Excerpts from a layout annotation set
------------

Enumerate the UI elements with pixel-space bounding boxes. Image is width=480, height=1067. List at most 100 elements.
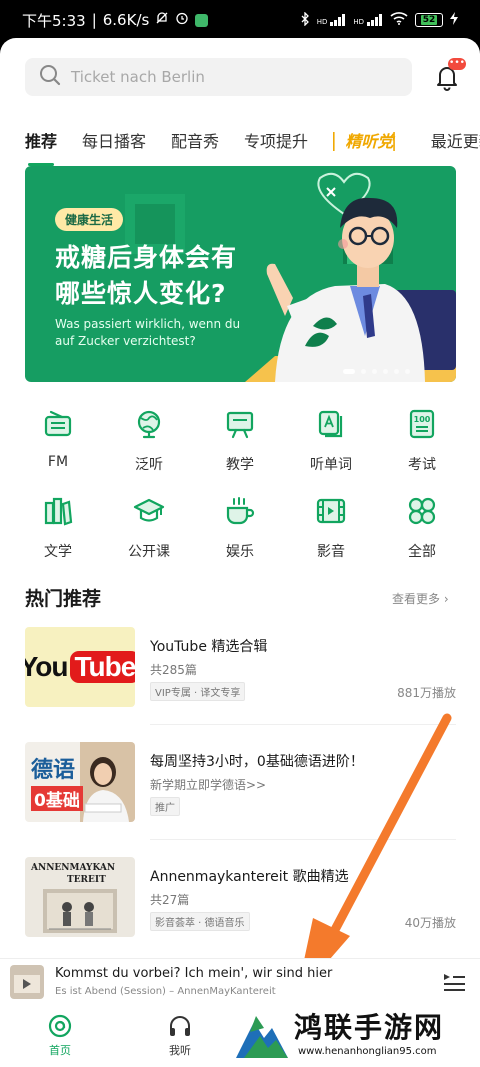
radio-icon [44,410,72,437]
hd-label: HD [353,18,364,26]
divider [150,724,456,725]
battery-level: 52 [420,15,438,25]
category-label: 考试 [408,457,436,473]
item-badge: VIP专属 · 译文专享 [150,682,246,701]
banner-title-line1: 戒糖后身体会有 [55,243,238,272]
home-icon [48,1014,72,1038]
flashcard-icon [318,410,343,438]
watermark-logo-icon [236,1016,288,1058]
site-watermark: 鸿联手游网 www.henanhonglian95.com [232,1004,478,1064]
exam-icon: 100 [409,409,435,439]
mini-player[interactable]: Kommst du vorbei? Ich mein', wir sind hi… [0,958,480,1006]
category-fm[interactable]: FM [13,408,103,474]
tab-daily-podcast[interactable]: 每日播客 [82,128,146,152]
item-plays: 881万播放 [397,686,456,700]
hd-label: HD [316,18,328,26]
category-extensive-listening[interactable]: 泛听 [104,408,194,474]
category-grid: FM 泛听 教学 听单词 100 考试 文学 公开课 娱乐 影音 全部 [13,408,467,582]
category-label: 文学 [44,544,72,560]
category-label: FM [47,454,69,470]
category-label: 全部 [408,544,436,560]
thumbnail-text: 0基础 [31,786,83,811]
item-badge: 推广 [150,797,180,816]
item-plays: 40万播放 [404,916,456,930]
category-label: 教学 [226,457,254,473]
player-cover [10,965,44,999]
category-entertainment[interactable]: 娱乐 [195,495,285,561]
nav-home[interactable]: 首页 [30,1014,90,1058]
category-exam[interactable]: 100 考试 [377,408,467,474]
chevron-right-icon: › [443,592,449,606]
list-item[interactable]: ANNENMAYKAN TEREIT Annenmaykantereit 歌曲精… [25,857,456,939]
player-title: Kommst du vorbei? Ich mein', wir sind hi… [55,966,333,981]
item-thumbnail: ANNENMAYKAN TEREIT [25,857,135,937]
category-open-course[interactable]: 公开课 [104,495,194,561]
item-count: 共285篇 [150,663,197,677]
easel-icon [226,411,254,439]
watermark-text: 鸿联手游网 [294,1011,445,1044]
playlist-icon [444,974,465,991]
category-teaching[interactable]: 教学 [195,408,285,474]
list-item[interactable]: 德语 0基础 每周坚持3小时，0基础德语进阶！ 新学期立即学德语>> 推广 [25,742,456,824]
search-icon [39,64,61,90]
item-count: 共27篇 [150,893,190,907]
see-more-label: 查看更多 [392,592,441,606]
bluetooth-icon [300,10,310,29]
watermark-url: www.henanhonglian95.com [298,1046,437,1057]
category-all[interactable]: 全部 [377,495,467,561]
tab-dubbing[interactable]: 配音秀 [171,128,219,152]
charging-icon [450,12,458,28]
search-bar[interactable]: Ticket nach Berlin [25,58,412,96]
player-subtitle: Es ist Abend (Session) – AnnenMayKantere… [55,986,276,997]
section-title: 热门推荐 [25,588,102,610]
item-subtitle: 新学期立即学德语>> [150,778,267,792]
graduation-cap-icon [133,498,165,522]
tab-special-training[interactable]: 专项提升 [244,128,308,152]
tab-intensive-listening[interactable]: 精听党 [333,128,406,152]
signal-1-icon: HD [317,14,347,26]
playlist-button[interactable] [442,971,466,997]
category-label: 泛听 [135,457,163,473]
notification-button[interactable]: ••• [432,58,466,92]
category-tabs: 推荐 每日播客 配音秀 专项提升 精听党 最近更新 [0,124,480,166]
item-badge: 影音荟萃 · 德语音乐 [150,912,250,931]
banner-subtitle: Was passiert wirklich, wenn du auf Zucke… [55,317,241,348]
headphones-icon [170,1016,190,1036]
network-speed: 6.6K/s [102,11,150,29]
app-screen: Ticket nach Berlin ••• 推荐 每日播客 配音秀 专项提升 … [0,38,480,1067]
alarm-icon [175,11,189,29]
divider [150,839,456,840]
item-thumbnail: You Tube [25,627,135,707]
coffee-cup-icon [226,497,255,525]
promo-banner[interactable]: 健康生活 戒糖后身体会有 哪些惊人变化? Was passiert wirkli… [25,166,456,382]
item-title: Annenmaykantereit 歌曲精选 [150,869,349,885]
item-title: 每周坚持3小时，0基础德语进阶！ [150,754,364,770]
signal-2-icon: HD [353,14,383,26]
wifi-icon [390,12,408,28]
battery-icon: 52 [415,13,443,27]
see-more-link[interactable]: 查看更多 › [392,590,449,607]
four-leaf-icon [408,497,436,525]
nav-label: 我听 [169,1044,191,1057]
nav-label: 首页 [49,1044,71,1057]
category-label: 娱乐 [226,544,254,560]
nav-my-listening[interactable]: 我听 [150,1014,210,1058]
tab-recent-updates[interactable]: 最近更新 [431,128,480,152]
thumbnail-text: You [25,651,68,682]
category-literature[interactable]: 文学 [13,495,103,561]
notification-badge: ••• [448,58,466,70]
thumbnail-text: 德语 [31,758,76,783]
banner-tag: 健康生活 [55,208,124,231]
category-label: 听单词 [310,457,352,473]
svg-text:100: 100 [414,415,431,424]
category-label: 影音 [317,544,345,560]
tab-recommend[interactable]: 推荐 [25,128,57,166]
search-placeholder: Ticket nach Berlin [71,68,205,86]
globe-icon [137,410,161,439]
list-item[interactable]: You Tube YouTube 精选合辑 共285篇 VIP专属 · 译文专享… [25,627,456,709]
clock: 下午5:33 [22,11,86,30]
app-notification-icon [195,13,209,27]
carousel-indicator [343,369,410,374]
category-media[interactable]: 影音 [286,495,376,561]
category-vocabulary[interactable]: 听单词 [286,408,376,474]
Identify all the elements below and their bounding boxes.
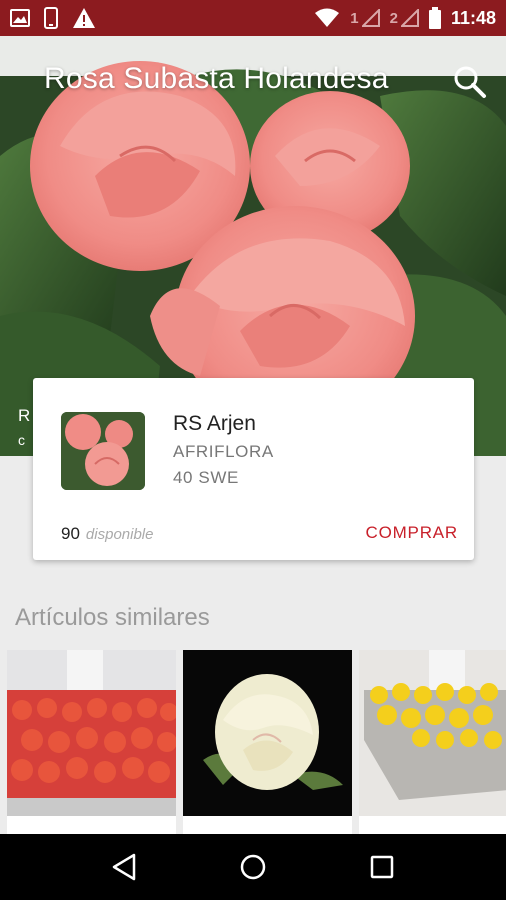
- product-grower: AFRIFLORA: [173, 442, 274, 461]
- status-bar: 1 2 11:48: [0, 0, 506, 36]
- similar-item[interactable]: [359, 650, 506, 834]
- similar-item[interactable]: [7, 650, 176, 834]
- recents-button[interactable]: [360, 845, 404, 889]
- similar-items-row[interactable]: [7, 650, 506, 834]
- search-button[interactable]: [450, 62, 490, 102]
- similar-item[interactable]: [183, 650, 352, 834]
- battery-icon: [428, 7, 441, 29]
- product-spec: 40 SWE: [173, 468, 239, 487]
- page-title: Rosa Subasta Holandesa: [44, 62, 389, 95]
- product-thumbnail: [61, 412, 145, 490]
- back-button[interactable]: [102, 845, 146, 889]
- status-left: [10, 7, 96, 29]
- available-label: disponible: [85, 526, 154, 543]
- sim1-signal: 1: [350, 9, 380, 27]
- phone-icon: [44, 7, 58, 29]
- warning-icon: [72, 7, 96, 29]
- sim1-label: 1: [350, 9, 359, 27]
- navigation-bar: [0, 834, 506, 900]
- hero-overlay-text: R: [18, 406, 31, 425]
- wifi-icon: [314, 8, 340, 28]
- search-icon: [454, 66, 486, 98]
- signal-icon: [400, 9, 419, 27]
- home-button[interactable]: [231, 845, 275, 889]
- hero-overlay-subtext: c: [18, 432, 25, 448]
- clock: 11:48: [450, 7, 496, 28]
- product-card: RS Arjen AFRIFLORA 40 SWE 90 disponible C…: [33, 378, 474, 560]
- back-icon: [113, 853, 136, 881]
- availability: 90 disponible: [61, 524, 153, 544]
- image-notification-icon: [10, 9, 30, 27]
- sim2-label: 2: [389, 9, 398, 27]
- similar-section-title: Artículos similares: [15, 604, 210, 631]
- recents-icon: [370, 855, 393, 879]
- available-count: 90: [61, 524, 80, 543]
- status-right: 1 2 11:48: [314, 7, 496, 29]
- buy-button[interactable]: COMPRAR: [366, 523, 459, 543]
- product-name: RS Arjen: [173, 412, 256, 435]
- home-icon: [240, 854, 266, 880]
- signal-icon: [361, 9, 380, 27]
- sim2-signal: 2: [390, 9, 419, 27]
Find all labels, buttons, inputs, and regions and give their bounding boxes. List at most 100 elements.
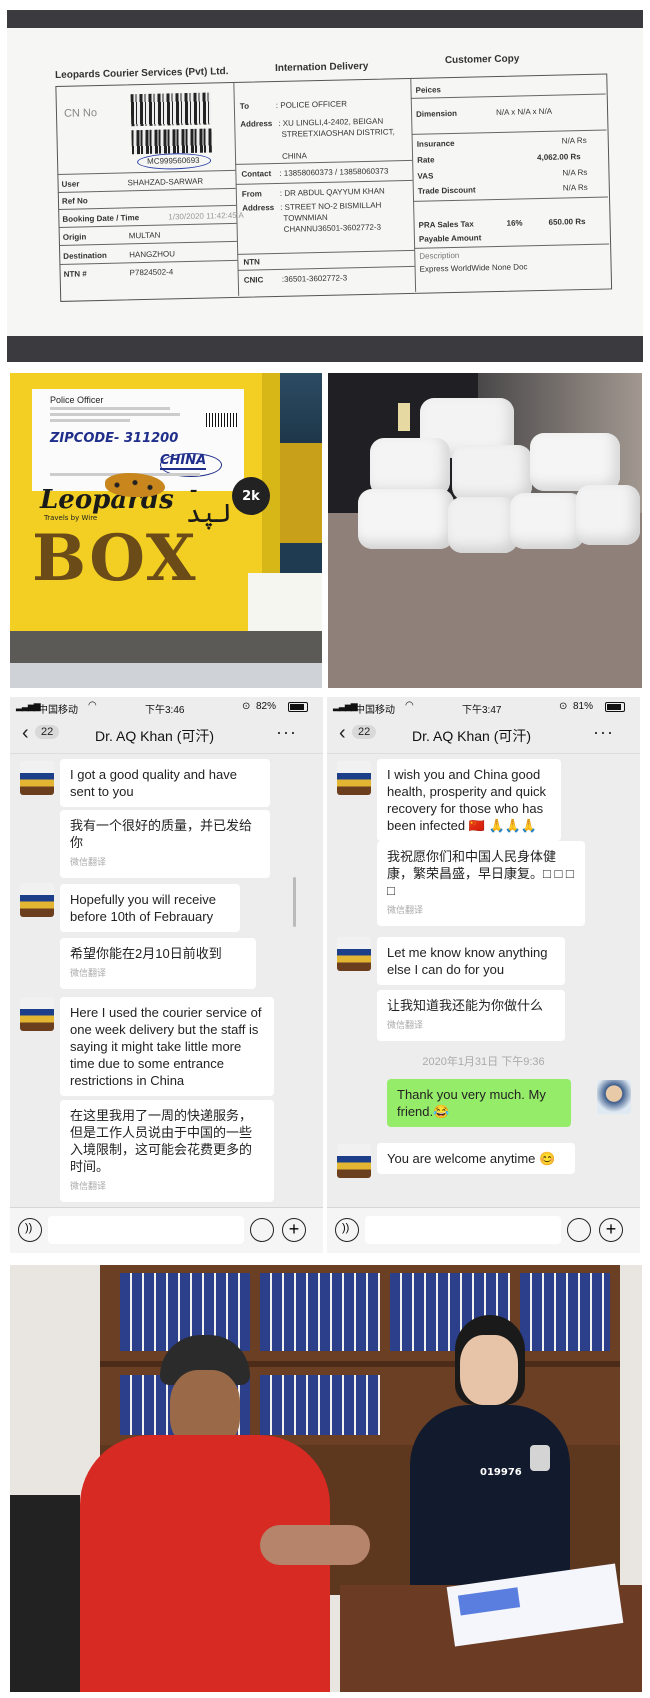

------------

▸ Work instructions: How many lines of the records contain the string "专项提升"? Give only the number.

▸ Solution for this exercise: 3